§ **Short exercise**: Every entry below must appear again, exactly as written.

§ **Data in this exercise**:
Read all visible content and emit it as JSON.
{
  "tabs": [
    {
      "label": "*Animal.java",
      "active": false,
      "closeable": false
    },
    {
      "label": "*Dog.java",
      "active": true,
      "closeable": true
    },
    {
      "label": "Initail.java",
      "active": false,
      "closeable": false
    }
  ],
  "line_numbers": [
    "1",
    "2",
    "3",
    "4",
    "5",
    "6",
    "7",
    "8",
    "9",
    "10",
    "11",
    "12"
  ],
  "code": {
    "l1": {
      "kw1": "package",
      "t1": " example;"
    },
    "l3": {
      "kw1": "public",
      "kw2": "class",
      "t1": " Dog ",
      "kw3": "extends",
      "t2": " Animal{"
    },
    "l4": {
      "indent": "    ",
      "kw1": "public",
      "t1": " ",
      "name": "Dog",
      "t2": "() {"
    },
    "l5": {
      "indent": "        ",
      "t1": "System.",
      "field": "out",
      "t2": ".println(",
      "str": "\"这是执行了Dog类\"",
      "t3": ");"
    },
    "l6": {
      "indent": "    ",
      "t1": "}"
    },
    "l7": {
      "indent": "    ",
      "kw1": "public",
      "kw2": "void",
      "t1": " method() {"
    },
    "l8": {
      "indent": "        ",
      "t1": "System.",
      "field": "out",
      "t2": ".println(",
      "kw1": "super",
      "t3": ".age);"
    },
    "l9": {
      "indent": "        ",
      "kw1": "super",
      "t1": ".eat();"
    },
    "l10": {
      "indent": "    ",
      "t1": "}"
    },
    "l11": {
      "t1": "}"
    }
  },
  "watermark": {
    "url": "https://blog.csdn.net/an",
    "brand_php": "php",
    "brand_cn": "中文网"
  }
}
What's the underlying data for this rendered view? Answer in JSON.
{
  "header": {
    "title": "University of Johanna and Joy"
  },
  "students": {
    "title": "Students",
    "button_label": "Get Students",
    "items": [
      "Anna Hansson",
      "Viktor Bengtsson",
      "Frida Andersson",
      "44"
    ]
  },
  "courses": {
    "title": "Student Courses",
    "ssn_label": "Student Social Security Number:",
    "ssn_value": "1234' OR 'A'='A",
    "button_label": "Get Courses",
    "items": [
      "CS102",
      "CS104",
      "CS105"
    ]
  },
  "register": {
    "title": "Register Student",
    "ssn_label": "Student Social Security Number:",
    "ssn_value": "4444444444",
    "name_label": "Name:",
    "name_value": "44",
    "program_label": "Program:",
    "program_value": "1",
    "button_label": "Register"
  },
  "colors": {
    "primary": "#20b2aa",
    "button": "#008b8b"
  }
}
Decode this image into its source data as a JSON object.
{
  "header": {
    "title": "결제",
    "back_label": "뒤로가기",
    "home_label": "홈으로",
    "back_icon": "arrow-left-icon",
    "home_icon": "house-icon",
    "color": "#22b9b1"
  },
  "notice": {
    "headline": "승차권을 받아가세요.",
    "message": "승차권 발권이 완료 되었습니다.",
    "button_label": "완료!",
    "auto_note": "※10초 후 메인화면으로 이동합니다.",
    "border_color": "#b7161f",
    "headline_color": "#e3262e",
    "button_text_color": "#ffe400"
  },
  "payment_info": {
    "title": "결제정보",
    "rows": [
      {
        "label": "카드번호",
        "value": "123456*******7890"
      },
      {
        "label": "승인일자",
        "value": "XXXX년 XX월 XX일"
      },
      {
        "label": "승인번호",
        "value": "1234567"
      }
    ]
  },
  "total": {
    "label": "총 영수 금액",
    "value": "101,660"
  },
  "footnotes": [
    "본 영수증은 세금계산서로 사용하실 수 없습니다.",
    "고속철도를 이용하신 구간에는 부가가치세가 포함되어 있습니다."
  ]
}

§ **Output below**:
Read all visible content and emit it as JSON.
{
  "tabs": [
    {
      "label": "*Animal.java",
      "active": false,
      "closeable": false
    },
    {
      "label": "*Dog.java",
      "active": true,
      "closeable": true
    },
    {
      "label": "Initail.java",
      "active": false,
      "closeable": false
    }
  ],
  "line_numbers": [
    "1",
    "2",
    "3",
    "4",
    "5",
    "6",
    "7",
    "8",
    "9",
    "10",
    "11",
    "12"
  ],
  "code": {
    "l1": {
      "kw1": "package",
      "t1": " example;"
    },
    "l3": {
      "kw1": "public",
      "kw2": "class",
      "t1": " Dog ",
      "kw3": "extends",
      "t2": " Animal{"
    },
    "l4": {
      "indent": "    ",
      "kw1": "public",
      "t1": " ",
      "name": "Dog",
      "t2": "() {"
    },
    "l5": {
      "indent": "        ",
      "t1": "System.",
      "field": "out",
      "t2": ".println(",
      "str": "\"这是执行了Dog类\"",
      "t3": ");"
    },
    "l6": {
      "indent": "    ",
      "t1": "}"
    },
    "l7": {
      "indent": "    ",
      "kw1": "public",
      "kw2": "void",
      "t1": " method() {"
    },
    "l8": {
      "indent": "        ",
      "t1": "System.",
      "field": "out",
      "t2": ".println(",
      "kw1": "super",
      "t3": ".age);"
    },
    "l9": {
      "indent": "        ",
      "kw1": "super",
      "t1": ".eat();"
    },
    "l10": {
      "indent": "    ",
      "t1": "}"
    },
    "l11": {
      "t1": "}"
    }
  },
  "watermark": {
    "url": "https://blog.csdn.net/an",
    "brand_php": "php",
    "brand_cn": "中文网"
  }
}
What's the underlying data for this rendered view? Answer in JSON.
{
  "header": {
    "title": "University of Johanna and Joy"
  },
  "students": {
    "title": "Students",
    "button_label": "Get Students",
    "items": [
      "Anna Hansson",
      "Viktor Bengtsson",
      "Frida Andersson",
      "44"
    ]
  },
  "courses": {
    "title": "Student Courses",
    "ssn_label": "Student Social Security Number:",
    "ssn_value": "1234' OR 'A'='A",
    "button_label": "Get Courses",
    "items": [
      "CS102",
      "CS104",
      "CS105"
    ]
  },
  "register": {
    "title": "Register Student",
    "ssn_label": "Student Social Security Number:",
    "ssn_value": "4444444444",
    "name_label": "Name:",
    "name_value": "44",
    "program_label": "Program:",
    "program_value": "1",
    "button_label": "Register"
  },
  "colors": {
    "primary": "#20b2aa",
    "button": "#008b8b"
  }
}
Decode this image into its source data as a JSON object.
{
  "header": {
    "title": "결제",
    "back_label": "뒤로가기",
    "home_label": "홈으로",
    "back_icon": "arrow-left-icon",
    "home_icon": "house-icon",
    "color": "#22b9b1"
  },
  "notice": {
    "headline": "승차권을 받아가세요.",
    "message": "승차권 발권이 완료 되었습니다.",
    "button_label": "완료!",
    "auto_note": "※10초 후 메인화면으로 이동합니다.",
    "border_color": "#b7161f",
    "headline_color": "#e3262e",
    "button_text_color": "#ffe400"
  },
  "payment_info": {
    "title": "결제정보",
    "rows": [
      {
        "label": "카드번호",
        "value": "123456*******7890"
      },
      {
        "label": "승인일자",
        "value": "XXXX년 XX월 XX일"
      },
      {
        "label": "승인번호",
        "value": "1234567"
      }
    ]
  },
  "total": {
    "label": "총 영수 금액",
    "value": "101,660"
  },
  "footnotes": [
    "본 영수증은 세금계산서로 사용하실 수 없습니다.",
    "고속철도를 이용하신 구간에는 부가가치세가 포함되어 있습니다."
  ]
}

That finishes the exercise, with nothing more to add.